Copy each line that has the string "eflux" somewhere in it.

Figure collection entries
______________________________

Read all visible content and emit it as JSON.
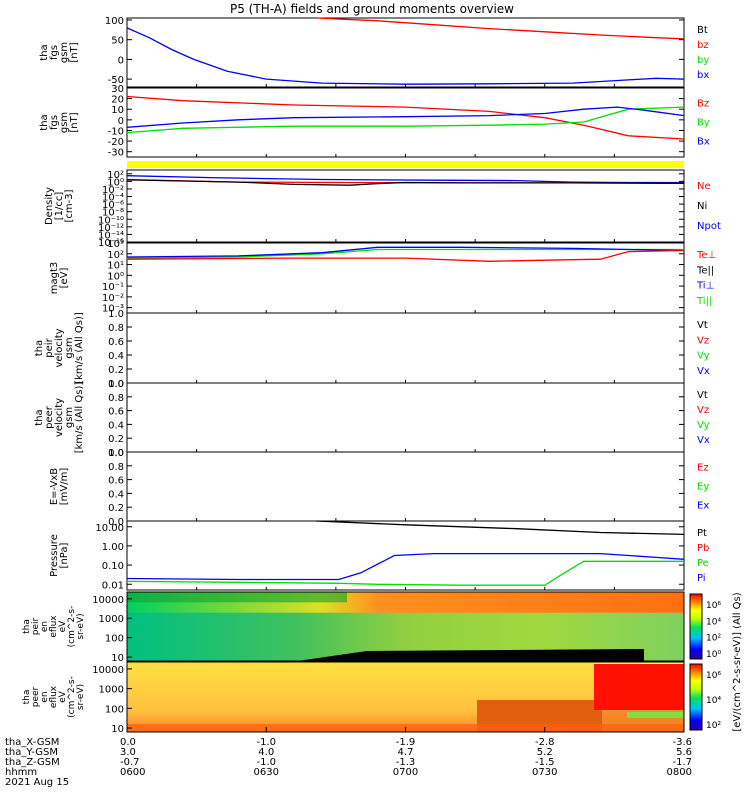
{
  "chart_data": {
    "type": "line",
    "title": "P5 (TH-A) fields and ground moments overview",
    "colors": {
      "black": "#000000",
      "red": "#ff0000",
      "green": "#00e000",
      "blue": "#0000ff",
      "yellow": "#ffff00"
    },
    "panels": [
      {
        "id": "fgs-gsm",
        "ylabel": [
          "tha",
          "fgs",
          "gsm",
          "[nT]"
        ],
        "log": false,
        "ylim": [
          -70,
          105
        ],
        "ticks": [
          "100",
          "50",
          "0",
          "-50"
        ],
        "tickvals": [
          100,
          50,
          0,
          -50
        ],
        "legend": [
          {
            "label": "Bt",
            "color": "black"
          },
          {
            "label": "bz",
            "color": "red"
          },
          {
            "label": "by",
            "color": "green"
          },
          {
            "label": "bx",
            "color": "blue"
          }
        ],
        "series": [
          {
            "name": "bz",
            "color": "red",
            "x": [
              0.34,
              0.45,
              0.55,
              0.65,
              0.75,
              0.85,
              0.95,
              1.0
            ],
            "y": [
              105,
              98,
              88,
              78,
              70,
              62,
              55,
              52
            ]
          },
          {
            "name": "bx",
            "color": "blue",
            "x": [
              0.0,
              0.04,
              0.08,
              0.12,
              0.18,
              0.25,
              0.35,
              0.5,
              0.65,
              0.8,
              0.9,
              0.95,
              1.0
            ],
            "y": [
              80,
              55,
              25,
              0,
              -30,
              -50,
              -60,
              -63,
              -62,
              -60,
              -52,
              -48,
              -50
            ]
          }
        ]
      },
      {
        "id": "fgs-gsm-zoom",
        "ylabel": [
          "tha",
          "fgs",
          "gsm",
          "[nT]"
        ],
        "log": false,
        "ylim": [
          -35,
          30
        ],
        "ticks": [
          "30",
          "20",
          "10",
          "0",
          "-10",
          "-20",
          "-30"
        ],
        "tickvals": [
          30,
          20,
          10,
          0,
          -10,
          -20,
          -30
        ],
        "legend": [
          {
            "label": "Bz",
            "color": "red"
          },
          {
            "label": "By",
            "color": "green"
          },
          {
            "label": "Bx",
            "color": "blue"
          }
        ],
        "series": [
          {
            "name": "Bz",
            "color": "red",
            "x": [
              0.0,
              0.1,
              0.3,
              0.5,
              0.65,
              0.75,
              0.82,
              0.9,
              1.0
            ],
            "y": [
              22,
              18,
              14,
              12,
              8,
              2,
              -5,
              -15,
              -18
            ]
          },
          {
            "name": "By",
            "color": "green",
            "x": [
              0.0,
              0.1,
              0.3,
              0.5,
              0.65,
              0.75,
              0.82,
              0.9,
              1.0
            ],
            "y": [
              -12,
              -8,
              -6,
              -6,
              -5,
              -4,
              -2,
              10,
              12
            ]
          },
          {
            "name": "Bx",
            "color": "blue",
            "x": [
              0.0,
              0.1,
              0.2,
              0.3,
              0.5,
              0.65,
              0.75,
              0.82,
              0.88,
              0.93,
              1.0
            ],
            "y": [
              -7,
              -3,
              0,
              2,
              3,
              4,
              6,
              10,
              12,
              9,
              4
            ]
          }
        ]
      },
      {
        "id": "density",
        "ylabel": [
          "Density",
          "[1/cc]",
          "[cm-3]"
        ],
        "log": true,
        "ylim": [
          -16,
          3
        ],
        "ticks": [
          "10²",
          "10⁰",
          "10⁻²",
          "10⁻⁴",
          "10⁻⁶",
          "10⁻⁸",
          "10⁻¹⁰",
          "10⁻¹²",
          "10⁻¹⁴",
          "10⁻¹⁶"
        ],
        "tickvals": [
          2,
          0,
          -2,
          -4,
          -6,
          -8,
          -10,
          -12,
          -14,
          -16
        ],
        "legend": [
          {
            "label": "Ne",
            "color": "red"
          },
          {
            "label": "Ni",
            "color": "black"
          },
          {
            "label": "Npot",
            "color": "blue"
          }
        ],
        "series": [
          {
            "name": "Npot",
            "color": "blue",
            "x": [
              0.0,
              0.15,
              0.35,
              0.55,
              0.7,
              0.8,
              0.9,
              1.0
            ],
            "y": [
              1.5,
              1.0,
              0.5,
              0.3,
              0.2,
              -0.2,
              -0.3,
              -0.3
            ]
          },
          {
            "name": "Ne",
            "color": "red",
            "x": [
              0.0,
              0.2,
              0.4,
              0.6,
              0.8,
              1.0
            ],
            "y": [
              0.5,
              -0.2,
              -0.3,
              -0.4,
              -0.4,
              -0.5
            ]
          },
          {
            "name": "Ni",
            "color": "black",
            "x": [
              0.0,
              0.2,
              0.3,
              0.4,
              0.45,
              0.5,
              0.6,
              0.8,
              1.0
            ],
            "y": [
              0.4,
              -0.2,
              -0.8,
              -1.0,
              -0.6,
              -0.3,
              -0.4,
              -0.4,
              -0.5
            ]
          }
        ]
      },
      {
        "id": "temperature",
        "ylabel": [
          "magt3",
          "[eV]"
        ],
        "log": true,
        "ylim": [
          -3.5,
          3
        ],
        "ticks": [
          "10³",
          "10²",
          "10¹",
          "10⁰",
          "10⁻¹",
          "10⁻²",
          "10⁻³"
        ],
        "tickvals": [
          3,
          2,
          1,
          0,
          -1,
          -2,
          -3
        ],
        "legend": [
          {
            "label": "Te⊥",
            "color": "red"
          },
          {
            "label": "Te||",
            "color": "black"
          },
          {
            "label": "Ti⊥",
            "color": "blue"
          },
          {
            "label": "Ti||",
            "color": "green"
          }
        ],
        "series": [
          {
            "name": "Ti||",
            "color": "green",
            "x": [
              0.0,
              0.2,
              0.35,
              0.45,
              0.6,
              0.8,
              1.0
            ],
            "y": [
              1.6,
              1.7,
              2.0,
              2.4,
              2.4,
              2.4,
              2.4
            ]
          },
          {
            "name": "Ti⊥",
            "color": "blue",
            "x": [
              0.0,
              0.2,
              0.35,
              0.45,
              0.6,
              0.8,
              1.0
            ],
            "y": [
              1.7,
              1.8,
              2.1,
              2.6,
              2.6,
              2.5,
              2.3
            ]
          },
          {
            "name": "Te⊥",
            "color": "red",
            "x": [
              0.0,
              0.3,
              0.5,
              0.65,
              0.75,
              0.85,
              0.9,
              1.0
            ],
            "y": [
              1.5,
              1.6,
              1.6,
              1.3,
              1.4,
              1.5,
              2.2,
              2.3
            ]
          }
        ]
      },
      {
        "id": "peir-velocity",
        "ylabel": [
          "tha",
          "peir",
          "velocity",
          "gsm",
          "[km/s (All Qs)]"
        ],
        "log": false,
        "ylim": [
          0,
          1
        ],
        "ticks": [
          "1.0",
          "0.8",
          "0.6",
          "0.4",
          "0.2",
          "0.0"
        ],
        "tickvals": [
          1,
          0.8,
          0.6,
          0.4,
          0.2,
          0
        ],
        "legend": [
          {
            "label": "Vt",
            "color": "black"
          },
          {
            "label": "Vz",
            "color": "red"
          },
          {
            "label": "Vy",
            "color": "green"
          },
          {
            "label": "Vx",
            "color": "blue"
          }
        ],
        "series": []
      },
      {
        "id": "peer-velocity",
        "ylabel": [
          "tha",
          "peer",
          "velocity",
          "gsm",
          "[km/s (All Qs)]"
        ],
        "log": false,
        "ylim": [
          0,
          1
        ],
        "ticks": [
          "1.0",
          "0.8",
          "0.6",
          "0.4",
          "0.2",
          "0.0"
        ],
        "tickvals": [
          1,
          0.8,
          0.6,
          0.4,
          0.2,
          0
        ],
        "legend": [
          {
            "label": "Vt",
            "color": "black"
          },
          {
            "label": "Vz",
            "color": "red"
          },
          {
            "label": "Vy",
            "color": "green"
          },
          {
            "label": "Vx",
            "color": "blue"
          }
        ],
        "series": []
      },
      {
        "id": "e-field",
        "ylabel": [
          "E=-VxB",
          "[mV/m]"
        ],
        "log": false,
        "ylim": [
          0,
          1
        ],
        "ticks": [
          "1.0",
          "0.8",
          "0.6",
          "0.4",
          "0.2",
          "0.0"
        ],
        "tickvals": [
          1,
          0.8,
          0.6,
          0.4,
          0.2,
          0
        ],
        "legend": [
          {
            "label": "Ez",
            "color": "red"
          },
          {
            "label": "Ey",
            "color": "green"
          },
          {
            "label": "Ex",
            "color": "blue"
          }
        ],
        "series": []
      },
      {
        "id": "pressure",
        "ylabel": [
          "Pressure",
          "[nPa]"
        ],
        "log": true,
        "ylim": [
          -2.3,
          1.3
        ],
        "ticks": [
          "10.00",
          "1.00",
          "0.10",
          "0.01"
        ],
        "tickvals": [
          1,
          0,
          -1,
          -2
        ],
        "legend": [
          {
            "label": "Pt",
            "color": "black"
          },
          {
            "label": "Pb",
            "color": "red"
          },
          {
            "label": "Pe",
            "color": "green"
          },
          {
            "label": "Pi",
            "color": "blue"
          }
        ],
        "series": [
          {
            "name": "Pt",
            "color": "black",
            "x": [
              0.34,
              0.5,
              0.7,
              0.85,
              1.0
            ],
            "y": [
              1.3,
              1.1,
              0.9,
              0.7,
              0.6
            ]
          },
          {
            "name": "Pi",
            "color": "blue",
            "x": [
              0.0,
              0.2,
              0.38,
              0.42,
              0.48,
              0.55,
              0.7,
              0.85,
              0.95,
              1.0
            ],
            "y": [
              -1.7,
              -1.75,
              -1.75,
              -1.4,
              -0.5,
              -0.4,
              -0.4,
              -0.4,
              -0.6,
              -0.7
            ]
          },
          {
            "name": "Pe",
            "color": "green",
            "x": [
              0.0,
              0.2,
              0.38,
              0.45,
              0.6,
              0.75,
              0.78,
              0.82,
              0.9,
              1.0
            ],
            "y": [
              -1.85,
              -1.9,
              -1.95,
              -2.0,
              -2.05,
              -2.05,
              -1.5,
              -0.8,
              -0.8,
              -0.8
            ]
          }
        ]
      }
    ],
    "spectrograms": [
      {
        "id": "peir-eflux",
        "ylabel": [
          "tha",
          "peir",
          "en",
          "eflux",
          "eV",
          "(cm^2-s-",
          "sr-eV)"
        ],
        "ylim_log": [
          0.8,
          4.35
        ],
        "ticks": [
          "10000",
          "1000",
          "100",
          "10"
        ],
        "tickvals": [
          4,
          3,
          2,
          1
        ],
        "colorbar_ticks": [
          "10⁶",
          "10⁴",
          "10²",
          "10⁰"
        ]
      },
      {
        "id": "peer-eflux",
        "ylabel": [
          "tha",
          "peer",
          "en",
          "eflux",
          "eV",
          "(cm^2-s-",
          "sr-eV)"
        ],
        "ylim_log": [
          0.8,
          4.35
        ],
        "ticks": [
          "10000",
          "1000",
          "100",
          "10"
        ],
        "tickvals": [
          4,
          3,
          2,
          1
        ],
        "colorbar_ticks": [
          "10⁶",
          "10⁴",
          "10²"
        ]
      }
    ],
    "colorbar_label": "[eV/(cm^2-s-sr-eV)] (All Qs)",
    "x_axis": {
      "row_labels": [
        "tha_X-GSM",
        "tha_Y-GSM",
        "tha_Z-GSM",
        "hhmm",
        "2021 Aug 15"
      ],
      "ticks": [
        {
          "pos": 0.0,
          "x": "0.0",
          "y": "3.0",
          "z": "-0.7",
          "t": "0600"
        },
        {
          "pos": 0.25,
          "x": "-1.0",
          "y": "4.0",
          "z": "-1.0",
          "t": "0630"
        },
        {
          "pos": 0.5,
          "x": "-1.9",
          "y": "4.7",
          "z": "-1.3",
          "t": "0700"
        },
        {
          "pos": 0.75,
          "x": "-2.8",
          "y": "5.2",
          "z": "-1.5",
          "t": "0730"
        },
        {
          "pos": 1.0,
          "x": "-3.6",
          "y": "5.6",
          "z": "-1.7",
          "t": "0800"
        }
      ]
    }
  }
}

______________________________

*Complete output*.
        "id": "peir-eflux",
          "eflux",
        "id": "peer-eflux",
          "eflux",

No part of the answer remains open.